→ **Consigna a**:
Reescribe las filas de los registros desde la primera hasta la que contiene "sidebar-scrollbar[interactable] <box>185 0", ambas incluidas, cambiando "road-label" por "street-label" y sin alterar nada más. Entrega solo esas filas.

Trump parece una caricatura de sí mismo. Pero, pese a todo lo que se le ha execrado, el candidato que partió casi como una broma, despertando las risas y el desprecio de la gente educada, fue electo en 2016 con una buena mayoría de los votos electorales, y este año, contra viento y marea, no estuvo demasiado lejos. Vale la pena, una vez más, discutir las razones tras el fenómeno Trump y, de paso, preguntarnos si por este lado no iremos por la misma senda.
A diferencia del caso chileno, los salarios de la clase trabajadora en Estados Unidos están estancados hace décadas. Es más, entre los hombres del 10% más pobre, los salarios reales cayeron 13% en los últimos cuarenta años (CRS, 2019). En Chile, en cambio, los salarios reales del 10% más pobre han crecido en más de 180% desde 1990 (PNUD, 2017). Es un mundo de diferencia. Es cierto, el salario en EE.UU. igual es más alto que en Chile, pero las perspectivas de futuro cuando los salarios no crecen son lúgubres, partiendo porque no puede esperarse que los hijos vivan mejor que sus padres. Es posible que las discusiones identitarias lideradas por el Partido Demócrata durante la elección pasada —como la separación de baños por sexo en las escuelas— hayan parecido desconectadas para aquella población frustrada por condiciones de vida que no mejoran. Mal que mal, las minorías identitarias son minorías y para ganar elecciones hacen falta mayorías.

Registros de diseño
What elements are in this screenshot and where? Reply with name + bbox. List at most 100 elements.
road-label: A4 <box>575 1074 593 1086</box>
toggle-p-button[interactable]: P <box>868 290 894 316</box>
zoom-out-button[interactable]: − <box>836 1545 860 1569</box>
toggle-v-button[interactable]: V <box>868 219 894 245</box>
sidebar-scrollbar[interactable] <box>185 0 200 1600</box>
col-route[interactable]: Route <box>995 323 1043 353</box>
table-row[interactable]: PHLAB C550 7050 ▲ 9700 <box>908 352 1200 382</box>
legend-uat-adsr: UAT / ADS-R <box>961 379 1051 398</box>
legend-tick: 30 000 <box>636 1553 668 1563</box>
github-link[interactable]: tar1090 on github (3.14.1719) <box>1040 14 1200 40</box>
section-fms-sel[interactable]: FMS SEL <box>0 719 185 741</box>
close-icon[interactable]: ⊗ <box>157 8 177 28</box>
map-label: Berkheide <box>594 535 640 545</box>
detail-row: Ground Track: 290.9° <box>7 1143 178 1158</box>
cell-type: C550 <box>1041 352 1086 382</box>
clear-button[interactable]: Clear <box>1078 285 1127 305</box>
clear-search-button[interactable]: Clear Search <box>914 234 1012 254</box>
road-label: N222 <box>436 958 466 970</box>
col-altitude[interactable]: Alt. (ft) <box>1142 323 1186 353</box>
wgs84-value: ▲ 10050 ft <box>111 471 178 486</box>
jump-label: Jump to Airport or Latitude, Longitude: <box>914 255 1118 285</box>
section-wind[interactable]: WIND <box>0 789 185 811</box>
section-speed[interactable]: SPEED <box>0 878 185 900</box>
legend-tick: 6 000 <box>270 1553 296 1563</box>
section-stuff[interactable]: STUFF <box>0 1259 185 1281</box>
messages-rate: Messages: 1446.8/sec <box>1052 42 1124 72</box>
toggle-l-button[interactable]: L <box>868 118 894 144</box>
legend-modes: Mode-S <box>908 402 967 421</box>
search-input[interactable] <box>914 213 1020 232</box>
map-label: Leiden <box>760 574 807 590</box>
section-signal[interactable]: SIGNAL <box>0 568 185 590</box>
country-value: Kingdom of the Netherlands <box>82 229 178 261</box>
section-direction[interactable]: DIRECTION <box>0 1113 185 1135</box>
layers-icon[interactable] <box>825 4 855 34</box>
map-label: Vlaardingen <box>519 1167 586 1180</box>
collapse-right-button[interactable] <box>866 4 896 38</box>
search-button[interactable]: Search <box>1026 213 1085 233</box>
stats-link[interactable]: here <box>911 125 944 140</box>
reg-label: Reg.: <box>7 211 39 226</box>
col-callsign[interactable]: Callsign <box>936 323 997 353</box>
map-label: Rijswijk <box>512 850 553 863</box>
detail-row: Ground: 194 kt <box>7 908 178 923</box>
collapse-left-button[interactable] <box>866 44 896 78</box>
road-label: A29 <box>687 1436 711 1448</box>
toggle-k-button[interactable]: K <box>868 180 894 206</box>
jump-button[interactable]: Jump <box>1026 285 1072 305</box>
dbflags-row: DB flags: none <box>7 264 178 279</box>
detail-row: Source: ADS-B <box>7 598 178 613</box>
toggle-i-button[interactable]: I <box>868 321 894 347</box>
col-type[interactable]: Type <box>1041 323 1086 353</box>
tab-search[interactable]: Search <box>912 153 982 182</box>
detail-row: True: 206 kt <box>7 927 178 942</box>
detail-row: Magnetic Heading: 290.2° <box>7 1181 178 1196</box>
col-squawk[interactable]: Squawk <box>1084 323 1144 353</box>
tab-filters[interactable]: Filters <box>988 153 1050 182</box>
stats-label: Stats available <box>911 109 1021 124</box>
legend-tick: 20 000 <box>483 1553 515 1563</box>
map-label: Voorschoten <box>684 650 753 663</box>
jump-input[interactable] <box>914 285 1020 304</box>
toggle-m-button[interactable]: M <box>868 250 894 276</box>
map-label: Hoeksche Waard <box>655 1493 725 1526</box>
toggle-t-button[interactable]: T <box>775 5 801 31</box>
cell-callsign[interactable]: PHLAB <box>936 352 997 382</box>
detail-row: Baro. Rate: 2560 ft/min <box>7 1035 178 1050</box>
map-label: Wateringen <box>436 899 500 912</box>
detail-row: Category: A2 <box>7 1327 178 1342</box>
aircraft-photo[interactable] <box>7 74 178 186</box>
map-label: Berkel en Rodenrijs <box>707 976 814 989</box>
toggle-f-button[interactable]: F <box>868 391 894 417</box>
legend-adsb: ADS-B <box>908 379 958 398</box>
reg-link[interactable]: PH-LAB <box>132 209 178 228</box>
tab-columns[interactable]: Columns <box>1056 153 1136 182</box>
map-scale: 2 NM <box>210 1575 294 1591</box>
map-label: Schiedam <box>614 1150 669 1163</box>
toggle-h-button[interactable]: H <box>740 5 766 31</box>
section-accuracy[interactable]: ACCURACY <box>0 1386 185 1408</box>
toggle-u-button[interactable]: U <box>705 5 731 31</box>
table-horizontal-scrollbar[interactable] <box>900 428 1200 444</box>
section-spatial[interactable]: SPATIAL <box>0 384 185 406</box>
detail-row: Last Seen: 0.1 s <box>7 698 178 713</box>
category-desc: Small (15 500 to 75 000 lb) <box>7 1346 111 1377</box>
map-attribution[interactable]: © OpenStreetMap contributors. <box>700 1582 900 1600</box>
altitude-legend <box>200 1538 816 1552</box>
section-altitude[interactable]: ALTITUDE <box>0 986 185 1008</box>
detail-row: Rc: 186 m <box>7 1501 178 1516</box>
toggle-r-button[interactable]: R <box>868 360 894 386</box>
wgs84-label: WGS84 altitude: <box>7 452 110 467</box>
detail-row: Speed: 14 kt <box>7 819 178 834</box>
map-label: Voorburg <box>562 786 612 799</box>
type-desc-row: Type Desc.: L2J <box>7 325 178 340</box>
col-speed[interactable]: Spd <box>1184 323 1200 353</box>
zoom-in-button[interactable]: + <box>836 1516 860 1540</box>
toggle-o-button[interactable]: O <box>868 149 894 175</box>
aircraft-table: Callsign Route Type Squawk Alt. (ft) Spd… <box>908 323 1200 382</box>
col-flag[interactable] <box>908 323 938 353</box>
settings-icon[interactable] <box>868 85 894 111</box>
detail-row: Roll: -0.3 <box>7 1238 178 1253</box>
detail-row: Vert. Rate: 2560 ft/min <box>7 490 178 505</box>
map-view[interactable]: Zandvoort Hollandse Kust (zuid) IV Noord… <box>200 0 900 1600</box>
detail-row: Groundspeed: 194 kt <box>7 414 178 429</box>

→ **Consigna b**:
Transcribe íntegro y sin cambios el fragmento sobre el fenómeno Trump.

→ **Resultado final a**:
What elements are in this screenshot and where? Reply with name + bbox. List at most 100 elements.
street-label: A4 <box>575 1074 593 1086</box>
toggle-p-button[interactable]: P <box>868 290 894 316</box>
zoom-out-button[interactable]: − <box>836 1545 860 1569</box>
toggle-v-button[interactable]: V <box>868 219 894 245</box>
sidebar-scrollbar[interactable] <box>185 0 200 1600</box>

→ **Resultado final b**:
Trump parece una caricatura de sí mismo. Pero, pese a todo lo que se le ha execrado, el candidato que partió casi como una broma, despertando las risas y el desprecio de la gente educada, fue electo en 2016 con una buena mayoría de los votos electorales, y este año, contra viento y marea, no estuvo demasiado lejos. Vale la pena, una vez más, discutir las razones tras el fenómeno Trump y, de paso, preguntarnos si por este lado no iremos por la misma senda.
A diferencia del caso chileno, los salarios de la clase trabajadora en Estados Unidos están estancados hace décadas. Es más, entre los hombres del 10% más pobre, los salarios reales cayeron 13% en los últimos cuarenta años (CRS, 2019). En Chile, en cambio, los salarios reales del 10% más pobre han crecido en más de 180% desde 1990 (PNUD, 2017). Es un mundo de diferencia. Es cierto, el salario en EE.UU. igual es más alto que en Chile, pero las perspectivas de futuro cuando los salarios no crecen son lúgubres, partiendo porque no puede esperarse que los hijos vivan mejor que sus padres. Es posible que las discusiones identitarias lideradas por el Partido Demócrata durante la elección pasada —como la separación de baños por sexo en las escuelas— hayan parecido desconectadas para aquella población frustrada por condiciones de vida que no mejoran. Mal que mal, las minorías identitarias son minorías y para ganar elecciones hacen falta mayorías.